* **Written request**
Each line that holds the word "snippet" is to be identified and copied.

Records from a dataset
====

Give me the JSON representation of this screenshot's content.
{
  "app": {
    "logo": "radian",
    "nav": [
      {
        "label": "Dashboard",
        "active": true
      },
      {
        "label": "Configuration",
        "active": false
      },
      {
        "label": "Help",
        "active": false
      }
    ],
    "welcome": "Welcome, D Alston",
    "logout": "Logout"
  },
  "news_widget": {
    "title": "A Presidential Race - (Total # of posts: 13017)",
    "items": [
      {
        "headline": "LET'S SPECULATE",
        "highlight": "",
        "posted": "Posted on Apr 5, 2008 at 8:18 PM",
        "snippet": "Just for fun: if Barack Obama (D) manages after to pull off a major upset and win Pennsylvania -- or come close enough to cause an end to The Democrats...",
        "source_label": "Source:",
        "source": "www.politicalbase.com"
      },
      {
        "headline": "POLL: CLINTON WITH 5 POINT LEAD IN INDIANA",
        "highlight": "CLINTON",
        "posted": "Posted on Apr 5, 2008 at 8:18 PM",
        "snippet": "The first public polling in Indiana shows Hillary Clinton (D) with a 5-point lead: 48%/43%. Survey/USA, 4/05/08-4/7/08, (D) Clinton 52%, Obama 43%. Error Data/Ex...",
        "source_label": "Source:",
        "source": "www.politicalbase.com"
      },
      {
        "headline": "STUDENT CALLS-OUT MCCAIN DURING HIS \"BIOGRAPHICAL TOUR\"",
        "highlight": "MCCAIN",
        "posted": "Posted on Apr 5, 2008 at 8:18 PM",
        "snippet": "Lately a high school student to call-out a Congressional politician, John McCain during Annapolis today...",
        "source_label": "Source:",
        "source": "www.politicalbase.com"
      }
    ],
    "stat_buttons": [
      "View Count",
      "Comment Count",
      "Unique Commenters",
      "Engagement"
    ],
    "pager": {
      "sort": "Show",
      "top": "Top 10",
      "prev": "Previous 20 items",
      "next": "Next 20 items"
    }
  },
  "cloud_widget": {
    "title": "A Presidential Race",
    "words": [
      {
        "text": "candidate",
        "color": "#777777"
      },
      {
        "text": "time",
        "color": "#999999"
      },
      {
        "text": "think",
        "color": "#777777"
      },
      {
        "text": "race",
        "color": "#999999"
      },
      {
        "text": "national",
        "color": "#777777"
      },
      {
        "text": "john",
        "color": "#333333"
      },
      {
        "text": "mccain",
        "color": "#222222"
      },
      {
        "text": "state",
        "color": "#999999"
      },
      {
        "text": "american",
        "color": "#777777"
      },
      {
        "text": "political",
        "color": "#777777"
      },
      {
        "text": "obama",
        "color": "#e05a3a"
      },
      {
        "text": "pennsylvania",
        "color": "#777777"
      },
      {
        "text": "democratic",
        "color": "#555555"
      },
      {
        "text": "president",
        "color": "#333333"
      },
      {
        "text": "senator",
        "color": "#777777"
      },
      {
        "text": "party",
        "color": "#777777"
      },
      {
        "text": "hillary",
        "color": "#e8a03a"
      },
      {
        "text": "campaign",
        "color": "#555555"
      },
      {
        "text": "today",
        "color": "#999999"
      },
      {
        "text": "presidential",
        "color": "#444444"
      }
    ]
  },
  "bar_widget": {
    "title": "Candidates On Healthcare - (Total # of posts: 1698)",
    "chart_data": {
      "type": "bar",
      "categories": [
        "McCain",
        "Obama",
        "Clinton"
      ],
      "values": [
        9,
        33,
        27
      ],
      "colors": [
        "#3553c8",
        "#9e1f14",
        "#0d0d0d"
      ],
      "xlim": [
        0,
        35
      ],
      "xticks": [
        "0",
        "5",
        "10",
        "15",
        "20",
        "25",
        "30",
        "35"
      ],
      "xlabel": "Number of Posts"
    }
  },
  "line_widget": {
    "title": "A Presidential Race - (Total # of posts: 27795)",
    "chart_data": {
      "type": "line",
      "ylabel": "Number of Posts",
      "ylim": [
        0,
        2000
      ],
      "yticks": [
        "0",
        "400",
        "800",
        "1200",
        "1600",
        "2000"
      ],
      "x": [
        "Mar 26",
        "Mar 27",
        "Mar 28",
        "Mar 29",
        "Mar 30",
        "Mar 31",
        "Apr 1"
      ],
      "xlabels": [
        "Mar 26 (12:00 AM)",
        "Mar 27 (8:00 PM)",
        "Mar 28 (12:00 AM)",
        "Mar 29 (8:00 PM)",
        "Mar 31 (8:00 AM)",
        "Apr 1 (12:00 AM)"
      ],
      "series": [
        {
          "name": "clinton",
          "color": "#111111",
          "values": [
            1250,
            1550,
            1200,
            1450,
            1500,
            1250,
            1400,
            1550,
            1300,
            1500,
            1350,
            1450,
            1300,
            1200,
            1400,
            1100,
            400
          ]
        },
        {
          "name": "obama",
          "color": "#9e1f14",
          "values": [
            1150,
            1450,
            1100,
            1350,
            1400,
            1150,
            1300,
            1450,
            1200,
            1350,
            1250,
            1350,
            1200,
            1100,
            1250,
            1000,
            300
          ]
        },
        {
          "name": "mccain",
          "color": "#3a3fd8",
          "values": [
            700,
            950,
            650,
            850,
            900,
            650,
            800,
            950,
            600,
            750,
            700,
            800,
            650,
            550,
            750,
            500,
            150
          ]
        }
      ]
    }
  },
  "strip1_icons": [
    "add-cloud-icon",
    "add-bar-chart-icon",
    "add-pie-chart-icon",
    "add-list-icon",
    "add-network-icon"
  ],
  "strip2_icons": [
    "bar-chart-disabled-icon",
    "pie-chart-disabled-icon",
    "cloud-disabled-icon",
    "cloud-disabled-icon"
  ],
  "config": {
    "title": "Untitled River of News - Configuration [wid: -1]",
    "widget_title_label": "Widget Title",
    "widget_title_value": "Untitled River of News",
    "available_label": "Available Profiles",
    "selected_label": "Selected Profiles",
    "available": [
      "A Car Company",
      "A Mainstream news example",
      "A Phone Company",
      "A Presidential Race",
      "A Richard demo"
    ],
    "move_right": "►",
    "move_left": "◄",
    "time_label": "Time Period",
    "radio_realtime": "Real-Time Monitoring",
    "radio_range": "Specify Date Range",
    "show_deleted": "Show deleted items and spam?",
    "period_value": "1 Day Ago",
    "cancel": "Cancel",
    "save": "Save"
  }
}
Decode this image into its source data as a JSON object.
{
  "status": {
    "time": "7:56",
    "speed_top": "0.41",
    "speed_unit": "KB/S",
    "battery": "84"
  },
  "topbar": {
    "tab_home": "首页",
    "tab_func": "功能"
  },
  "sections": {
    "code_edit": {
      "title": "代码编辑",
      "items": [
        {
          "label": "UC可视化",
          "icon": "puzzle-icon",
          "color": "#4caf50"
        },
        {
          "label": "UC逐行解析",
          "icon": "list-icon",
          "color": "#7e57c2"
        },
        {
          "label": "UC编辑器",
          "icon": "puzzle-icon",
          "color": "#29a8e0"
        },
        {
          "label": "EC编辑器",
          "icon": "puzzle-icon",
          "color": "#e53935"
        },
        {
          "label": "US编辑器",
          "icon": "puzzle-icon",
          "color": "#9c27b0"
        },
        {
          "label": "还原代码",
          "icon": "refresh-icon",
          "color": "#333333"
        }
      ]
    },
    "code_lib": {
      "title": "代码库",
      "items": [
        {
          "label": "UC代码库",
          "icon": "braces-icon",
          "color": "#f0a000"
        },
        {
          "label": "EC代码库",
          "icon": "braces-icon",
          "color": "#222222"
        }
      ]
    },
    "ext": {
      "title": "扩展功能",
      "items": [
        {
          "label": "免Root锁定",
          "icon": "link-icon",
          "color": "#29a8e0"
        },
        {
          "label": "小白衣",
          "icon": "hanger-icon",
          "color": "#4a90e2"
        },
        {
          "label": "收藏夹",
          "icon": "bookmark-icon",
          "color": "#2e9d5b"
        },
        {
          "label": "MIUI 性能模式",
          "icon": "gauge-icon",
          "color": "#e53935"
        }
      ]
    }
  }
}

====

* **Complete answer**
        "snippet": "Just for fun: if Barack Obama (D) manages after to pull off a major upset and win Pennsylvania -- or come close enough to cause an end to The Democrats...",
        "snippet": "The first public polling in Indiana shows Hillary Clinton (D) with a 5-point lead: 48%/43%. Survey/USA, 4/05/08-4/7/08, (D) Clinton 52%, Obama 43%. Error Data/Ex...",
        "snippet": "Lately a high school student to call-out a Congressional politician, John McCain during Annapolis today...",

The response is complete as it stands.